#### [Task details]
Check each line of the material below for the string "Applicant", then report how many lines have it, and nothing else.
*** Data for processing
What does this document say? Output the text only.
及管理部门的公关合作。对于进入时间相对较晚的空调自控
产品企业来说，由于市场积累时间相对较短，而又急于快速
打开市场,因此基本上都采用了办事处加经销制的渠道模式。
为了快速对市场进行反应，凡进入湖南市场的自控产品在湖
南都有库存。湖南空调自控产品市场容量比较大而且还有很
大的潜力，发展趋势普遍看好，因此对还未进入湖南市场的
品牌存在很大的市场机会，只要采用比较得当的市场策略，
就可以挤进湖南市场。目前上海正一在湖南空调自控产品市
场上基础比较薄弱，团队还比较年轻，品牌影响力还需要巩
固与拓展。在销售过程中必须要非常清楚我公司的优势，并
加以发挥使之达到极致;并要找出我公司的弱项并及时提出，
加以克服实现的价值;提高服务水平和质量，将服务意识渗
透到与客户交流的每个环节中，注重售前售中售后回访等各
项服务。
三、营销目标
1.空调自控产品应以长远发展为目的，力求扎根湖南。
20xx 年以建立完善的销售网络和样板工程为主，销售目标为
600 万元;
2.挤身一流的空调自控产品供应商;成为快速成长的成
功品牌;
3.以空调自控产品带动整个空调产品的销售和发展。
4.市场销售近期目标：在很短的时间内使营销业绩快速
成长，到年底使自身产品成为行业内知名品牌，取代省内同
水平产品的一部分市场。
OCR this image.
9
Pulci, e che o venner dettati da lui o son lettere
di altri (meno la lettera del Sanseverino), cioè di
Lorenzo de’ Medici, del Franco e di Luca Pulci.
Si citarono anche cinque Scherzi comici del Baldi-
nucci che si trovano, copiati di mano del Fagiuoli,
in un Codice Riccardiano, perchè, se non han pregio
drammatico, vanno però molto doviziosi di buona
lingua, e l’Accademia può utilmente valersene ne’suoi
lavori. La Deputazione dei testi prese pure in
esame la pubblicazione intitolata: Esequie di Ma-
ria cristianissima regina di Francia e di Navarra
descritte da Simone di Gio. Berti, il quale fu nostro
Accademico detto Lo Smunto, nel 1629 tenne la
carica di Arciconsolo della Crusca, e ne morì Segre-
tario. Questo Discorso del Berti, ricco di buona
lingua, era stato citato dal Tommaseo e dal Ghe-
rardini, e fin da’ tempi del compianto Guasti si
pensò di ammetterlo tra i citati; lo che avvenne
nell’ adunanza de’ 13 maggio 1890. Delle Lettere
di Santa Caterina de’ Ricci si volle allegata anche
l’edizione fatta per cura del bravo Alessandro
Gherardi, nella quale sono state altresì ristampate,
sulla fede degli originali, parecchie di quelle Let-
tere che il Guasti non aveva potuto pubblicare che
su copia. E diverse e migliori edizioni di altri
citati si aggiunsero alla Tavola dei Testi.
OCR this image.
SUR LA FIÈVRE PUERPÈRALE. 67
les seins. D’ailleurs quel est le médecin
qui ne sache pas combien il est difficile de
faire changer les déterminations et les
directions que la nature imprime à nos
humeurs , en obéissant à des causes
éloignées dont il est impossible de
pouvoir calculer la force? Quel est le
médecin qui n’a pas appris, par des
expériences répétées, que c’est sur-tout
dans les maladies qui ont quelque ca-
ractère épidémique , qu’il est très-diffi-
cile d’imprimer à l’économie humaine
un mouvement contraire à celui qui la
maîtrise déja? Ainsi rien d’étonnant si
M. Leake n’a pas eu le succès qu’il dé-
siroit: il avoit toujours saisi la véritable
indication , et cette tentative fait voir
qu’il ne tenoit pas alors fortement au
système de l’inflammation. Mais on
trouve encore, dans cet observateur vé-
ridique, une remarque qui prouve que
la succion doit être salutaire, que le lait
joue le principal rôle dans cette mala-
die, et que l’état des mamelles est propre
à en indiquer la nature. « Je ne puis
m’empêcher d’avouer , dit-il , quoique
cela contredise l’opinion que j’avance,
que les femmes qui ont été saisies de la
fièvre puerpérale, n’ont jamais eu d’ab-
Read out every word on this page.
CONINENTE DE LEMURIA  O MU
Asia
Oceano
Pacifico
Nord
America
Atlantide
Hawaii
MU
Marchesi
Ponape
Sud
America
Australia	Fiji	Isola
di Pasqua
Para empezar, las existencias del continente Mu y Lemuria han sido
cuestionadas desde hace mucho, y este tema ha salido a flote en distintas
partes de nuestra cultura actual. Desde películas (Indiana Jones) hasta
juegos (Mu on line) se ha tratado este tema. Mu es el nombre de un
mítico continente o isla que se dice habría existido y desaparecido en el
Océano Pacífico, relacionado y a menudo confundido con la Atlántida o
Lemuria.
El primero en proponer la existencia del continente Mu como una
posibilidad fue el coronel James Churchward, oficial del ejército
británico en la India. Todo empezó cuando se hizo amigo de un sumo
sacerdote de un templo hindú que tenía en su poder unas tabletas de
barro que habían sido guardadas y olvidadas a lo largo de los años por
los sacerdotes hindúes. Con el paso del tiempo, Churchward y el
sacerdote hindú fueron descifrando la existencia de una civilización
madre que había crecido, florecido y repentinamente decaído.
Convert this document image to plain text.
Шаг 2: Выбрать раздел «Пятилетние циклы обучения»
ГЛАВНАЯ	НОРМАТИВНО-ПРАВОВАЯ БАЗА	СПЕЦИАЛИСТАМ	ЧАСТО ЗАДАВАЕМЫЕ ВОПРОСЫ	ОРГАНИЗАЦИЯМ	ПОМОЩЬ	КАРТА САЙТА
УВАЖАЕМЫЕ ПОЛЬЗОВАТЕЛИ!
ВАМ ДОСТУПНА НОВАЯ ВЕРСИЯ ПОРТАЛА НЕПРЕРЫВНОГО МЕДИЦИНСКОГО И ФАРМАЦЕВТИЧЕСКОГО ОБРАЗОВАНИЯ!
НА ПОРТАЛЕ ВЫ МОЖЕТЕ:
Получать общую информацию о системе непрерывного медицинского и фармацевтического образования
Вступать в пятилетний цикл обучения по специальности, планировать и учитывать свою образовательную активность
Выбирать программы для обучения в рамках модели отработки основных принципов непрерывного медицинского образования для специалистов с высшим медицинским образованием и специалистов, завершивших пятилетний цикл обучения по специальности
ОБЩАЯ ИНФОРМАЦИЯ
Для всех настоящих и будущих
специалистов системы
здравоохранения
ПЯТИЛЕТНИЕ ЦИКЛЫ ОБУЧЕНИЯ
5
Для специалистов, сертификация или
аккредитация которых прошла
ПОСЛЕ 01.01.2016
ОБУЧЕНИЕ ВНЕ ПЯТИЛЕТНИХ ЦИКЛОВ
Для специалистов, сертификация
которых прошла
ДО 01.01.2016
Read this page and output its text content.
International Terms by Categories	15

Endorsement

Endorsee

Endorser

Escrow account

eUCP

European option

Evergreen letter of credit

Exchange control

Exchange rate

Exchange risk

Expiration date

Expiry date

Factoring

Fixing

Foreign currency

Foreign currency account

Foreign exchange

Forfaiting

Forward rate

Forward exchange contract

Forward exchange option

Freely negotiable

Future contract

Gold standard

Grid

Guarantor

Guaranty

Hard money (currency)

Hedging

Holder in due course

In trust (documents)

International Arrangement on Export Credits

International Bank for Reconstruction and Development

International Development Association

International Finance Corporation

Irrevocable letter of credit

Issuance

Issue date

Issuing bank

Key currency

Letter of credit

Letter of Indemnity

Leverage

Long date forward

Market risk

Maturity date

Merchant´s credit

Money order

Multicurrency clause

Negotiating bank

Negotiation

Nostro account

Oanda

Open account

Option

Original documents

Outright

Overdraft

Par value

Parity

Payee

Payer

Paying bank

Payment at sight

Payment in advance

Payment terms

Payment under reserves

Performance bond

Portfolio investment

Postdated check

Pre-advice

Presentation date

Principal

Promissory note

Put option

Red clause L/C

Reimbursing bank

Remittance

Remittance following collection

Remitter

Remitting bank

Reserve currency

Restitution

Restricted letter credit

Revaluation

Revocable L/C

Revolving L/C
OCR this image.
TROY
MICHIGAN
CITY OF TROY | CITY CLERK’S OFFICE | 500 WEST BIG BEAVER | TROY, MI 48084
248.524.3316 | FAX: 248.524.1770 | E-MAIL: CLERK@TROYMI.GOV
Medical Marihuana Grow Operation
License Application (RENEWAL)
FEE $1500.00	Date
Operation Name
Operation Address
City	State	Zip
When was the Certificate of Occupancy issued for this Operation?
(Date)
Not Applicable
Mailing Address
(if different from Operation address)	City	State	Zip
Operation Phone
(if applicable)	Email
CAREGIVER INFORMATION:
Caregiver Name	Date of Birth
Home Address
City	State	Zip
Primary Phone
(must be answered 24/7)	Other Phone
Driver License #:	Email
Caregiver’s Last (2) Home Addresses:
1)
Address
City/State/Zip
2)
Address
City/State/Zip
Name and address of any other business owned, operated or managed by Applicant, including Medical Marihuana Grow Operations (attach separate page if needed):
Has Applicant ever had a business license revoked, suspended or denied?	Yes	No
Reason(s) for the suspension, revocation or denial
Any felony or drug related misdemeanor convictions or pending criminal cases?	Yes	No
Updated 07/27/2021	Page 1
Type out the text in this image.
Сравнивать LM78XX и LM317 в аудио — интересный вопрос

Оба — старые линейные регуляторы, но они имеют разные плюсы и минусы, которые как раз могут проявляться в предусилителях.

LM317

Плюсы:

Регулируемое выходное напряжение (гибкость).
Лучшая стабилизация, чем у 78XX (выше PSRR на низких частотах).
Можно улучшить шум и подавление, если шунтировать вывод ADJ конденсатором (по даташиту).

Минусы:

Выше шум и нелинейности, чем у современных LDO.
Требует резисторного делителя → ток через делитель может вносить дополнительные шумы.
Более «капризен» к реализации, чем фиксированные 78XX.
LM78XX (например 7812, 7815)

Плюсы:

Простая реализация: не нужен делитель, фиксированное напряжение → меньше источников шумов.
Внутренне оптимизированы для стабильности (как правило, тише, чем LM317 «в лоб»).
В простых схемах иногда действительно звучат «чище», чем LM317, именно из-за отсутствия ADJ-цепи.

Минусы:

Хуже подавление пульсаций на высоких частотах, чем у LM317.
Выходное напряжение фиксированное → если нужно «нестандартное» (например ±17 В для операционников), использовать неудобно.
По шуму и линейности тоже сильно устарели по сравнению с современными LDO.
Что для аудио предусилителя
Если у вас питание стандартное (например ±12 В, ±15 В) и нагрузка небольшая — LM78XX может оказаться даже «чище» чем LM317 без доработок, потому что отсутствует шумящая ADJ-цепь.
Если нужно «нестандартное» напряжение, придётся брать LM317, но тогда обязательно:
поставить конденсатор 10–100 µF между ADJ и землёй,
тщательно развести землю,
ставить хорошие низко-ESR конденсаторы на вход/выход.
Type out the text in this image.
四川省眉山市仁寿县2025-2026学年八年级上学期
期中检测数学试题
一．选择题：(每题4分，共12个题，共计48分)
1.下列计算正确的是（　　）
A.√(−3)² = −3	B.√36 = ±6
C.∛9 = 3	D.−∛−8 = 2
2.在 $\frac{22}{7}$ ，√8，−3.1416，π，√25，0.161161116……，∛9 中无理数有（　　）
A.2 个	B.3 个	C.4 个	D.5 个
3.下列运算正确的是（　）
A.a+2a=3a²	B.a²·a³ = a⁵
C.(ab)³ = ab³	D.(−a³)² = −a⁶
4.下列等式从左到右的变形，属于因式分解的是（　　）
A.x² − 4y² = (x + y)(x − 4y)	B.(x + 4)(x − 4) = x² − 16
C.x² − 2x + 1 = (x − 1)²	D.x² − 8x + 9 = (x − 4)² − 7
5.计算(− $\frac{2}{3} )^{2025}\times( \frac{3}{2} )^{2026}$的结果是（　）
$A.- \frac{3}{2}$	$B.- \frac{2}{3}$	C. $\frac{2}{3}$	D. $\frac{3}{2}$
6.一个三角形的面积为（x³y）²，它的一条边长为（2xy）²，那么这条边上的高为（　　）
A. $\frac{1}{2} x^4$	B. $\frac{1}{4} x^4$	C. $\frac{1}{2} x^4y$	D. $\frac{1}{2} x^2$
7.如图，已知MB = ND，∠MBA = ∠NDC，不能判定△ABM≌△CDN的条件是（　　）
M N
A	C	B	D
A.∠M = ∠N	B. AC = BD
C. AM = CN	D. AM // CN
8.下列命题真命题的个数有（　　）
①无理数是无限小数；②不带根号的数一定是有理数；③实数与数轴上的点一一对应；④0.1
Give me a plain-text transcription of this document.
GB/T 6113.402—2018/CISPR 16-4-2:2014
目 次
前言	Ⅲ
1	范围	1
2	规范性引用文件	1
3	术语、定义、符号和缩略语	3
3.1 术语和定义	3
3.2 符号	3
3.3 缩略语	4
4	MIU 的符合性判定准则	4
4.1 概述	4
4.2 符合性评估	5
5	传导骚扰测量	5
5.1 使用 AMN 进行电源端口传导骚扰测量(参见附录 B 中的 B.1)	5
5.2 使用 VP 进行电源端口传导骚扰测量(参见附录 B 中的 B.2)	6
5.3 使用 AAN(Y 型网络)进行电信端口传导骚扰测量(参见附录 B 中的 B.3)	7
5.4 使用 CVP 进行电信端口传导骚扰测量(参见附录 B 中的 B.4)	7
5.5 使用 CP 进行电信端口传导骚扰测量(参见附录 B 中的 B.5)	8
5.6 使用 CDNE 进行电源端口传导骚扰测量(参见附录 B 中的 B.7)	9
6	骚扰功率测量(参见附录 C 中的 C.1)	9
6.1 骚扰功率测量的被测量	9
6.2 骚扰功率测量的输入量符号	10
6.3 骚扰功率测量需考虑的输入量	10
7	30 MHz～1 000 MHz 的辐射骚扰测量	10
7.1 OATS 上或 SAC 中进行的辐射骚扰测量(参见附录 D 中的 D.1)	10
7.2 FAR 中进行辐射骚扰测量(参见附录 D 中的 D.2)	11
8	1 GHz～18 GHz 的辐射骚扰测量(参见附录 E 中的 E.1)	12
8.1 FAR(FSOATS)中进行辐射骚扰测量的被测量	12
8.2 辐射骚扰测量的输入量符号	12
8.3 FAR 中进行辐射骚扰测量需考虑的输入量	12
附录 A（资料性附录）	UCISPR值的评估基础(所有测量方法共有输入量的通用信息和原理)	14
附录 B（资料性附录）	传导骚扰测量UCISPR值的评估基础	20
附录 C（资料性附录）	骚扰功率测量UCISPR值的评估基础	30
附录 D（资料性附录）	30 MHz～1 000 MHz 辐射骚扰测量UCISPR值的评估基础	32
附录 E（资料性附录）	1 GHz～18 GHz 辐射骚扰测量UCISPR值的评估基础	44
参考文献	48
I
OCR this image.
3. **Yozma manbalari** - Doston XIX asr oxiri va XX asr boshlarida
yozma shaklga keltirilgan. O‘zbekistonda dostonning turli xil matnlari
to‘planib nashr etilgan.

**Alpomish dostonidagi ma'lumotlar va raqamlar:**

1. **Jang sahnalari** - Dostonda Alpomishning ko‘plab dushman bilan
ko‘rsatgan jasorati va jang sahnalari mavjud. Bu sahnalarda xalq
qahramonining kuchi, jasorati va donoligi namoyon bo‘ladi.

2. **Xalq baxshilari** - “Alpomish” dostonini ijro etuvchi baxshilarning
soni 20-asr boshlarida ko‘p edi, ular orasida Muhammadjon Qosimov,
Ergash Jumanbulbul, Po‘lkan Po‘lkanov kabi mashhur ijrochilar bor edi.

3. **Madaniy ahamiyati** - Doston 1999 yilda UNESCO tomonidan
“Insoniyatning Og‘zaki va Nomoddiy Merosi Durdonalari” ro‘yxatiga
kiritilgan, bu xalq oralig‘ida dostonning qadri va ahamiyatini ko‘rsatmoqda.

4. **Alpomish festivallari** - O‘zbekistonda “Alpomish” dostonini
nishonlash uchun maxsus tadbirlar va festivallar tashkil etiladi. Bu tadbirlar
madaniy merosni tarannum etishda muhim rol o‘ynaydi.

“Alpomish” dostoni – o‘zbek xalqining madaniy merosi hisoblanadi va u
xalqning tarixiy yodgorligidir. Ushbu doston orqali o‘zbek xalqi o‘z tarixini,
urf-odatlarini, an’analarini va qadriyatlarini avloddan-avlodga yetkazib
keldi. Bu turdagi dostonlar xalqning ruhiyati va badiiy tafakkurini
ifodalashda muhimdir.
******
#### [Answer to the problem]
2